Set task: Pick out the lines below with "Ball" and list them.

[Part of a data file]
* BEGIN *

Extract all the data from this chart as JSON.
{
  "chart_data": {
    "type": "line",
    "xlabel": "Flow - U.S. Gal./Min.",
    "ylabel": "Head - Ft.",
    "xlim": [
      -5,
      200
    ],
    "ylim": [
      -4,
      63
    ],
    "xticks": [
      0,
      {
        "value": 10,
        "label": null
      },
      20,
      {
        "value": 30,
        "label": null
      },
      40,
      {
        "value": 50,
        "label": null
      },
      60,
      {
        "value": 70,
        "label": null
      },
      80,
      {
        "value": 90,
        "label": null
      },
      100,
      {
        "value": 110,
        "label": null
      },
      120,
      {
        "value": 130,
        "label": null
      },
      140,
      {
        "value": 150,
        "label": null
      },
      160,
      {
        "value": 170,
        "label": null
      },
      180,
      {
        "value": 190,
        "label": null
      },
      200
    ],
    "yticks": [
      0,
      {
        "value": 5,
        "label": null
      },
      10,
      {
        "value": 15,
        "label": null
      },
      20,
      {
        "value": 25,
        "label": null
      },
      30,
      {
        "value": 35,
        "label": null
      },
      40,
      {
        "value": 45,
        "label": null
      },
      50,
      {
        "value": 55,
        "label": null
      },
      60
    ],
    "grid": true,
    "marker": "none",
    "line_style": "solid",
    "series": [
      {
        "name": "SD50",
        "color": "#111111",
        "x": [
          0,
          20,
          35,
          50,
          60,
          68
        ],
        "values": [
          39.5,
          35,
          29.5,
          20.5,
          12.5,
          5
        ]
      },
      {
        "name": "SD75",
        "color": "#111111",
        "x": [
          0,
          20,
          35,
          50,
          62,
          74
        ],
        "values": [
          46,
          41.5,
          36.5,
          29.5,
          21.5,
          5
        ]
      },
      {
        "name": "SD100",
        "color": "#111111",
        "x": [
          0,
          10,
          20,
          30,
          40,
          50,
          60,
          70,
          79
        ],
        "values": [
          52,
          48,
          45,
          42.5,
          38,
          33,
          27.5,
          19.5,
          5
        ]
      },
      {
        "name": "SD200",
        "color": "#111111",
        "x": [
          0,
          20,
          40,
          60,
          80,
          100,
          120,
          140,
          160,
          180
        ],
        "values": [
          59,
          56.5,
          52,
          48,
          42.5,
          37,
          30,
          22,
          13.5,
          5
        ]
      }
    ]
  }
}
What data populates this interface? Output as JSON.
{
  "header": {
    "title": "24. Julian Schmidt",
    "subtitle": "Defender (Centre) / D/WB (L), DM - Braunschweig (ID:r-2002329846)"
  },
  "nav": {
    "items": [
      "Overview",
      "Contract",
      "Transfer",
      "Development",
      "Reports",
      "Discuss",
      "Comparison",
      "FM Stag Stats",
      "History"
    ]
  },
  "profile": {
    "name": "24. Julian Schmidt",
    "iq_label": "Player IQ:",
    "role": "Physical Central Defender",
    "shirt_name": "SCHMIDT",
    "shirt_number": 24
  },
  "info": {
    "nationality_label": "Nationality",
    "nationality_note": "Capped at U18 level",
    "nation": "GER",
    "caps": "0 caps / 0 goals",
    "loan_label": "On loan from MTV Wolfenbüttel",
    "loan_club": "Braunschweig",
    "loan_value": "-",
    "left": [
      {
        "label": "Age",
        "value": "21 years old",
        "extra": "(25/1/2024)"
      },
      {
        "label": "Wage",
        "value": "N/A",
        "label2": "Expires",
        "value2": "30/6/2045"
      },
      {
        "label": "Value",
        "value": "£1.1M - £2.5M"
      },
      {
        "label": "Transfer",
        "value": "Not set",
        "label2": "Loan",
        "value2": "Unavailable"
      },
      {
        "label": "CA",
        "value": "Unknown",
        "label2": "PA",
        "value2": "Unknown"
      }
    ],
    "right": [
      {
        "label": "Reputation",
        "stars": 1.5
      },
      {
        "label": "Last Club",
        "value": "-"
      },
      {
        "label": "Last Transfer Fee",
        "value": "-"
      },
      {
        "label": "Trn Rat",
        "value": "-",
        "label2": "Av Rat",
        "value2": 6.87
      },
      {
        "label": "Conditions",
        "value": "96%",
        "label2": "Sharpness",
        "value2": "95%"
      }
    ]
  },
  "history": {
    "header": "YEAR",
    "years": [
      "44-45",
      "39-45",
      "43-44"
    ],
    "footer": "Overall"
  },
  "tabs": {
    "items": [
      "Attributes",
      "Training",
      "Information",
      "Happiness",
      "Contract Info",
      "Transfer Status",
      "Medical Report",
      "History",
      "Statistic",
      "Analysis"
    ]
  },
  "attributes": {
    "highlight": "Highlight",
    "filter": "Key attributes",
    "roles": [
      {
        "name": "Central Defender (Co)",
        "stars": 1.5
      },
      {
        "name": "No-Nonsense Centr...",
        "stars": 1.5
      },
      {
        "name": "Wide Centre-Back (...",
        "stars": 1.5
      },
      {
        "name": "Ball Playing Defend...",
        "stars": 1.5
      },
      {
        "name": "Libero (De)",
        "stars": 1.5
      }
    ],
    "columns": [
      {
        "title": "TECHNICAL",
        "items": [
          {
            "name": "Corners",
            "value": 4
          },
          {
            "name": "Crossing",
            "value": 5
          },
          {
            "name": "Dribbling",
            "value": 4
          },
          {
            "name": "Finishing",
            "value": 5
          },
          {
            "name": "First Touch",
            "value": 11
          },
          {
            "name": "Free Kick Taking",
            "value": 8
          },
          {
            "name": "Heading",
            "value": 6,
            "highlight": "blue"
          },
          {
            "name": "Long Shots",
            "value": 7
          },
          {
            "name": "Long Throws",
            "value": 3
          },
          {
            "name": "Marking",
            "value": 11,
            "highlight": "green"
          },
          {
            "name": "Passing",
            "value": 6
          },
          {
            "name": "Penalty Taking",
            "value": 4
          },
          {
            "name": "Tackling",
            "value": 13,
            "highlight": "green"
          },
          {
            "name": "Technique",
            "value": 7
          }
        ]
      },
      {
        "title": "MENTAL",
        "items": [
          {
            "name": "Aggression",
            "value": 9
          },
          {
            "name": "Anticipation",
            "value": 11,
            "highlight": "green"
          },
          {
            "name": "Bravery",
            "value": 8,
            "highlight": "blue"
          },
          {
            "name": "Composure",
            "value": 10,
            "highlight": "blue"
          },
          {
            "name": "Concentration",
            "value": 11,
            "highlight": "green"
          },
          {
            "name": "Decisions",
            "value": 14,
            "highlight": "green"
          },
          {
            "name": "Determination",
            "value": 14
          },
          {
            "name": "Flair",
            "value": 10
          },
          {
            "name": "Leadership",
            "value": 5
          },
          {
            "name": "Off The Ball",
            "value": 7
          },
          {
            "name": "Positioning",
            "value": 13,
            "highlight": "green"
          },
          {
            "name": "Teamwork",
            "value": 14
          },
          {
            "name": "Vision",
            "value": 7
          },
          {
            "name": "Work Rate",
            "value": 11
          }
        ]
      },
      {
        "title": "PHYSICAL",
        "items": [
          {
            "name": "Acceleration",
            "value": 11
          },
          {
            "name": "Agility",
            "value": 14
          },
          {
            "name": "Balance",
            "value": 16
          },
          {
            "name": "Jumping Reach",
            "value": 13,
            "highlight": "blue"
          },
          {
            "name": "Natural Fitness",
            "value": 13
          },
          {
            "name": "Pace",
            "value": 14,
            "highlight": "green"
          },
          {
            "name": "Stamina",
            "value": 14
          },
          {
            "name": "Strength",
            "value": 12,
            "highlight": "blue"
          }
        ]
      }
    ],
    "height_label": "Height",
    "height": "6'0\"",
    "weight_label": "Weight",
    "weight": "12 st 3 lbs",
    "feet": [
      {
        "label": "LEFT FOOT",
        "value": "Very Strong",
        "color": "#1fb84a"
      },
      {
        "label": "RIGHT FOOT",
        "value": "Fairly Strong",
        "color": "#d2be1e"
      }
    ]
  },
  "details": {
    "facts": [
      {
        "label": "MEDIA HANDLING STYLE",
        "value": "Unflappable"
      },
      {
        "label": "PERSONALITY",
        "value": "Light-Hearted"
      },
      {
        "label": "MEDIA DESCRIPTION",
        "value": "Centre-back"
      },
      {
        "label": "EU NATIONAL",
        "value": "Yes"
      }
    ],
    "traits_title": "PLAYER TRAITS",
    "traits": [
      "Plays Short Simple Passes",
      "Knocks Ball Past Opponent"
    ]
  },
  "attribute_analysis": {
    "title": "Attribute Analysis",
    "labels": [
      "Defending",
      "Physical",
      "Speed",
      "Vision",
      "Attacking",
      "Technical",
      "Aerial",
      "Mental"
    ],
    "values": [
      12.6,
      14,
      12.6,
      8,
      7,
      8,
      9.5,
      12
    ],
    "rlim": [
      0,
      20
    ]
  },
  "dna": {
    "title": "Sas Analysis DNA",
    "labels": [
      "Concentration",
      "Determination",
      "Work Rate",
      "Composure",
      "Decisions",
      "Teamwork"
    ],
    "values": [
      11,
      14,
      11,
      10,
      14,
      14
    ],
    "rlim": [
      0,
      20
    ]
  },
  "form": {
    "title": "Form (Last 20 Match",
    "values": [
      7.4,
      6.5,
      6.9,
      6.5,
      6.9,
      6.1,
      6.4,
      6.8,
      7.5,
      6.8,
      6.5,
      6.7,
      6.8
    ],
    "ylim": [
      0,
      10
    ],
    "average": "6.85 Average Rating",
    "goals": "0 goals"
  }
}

* END *

Result for this task:
        "name": "Ball Playing Defend...",
            "name": "Off The Ball",
      "Knocks Ball Past Opponent"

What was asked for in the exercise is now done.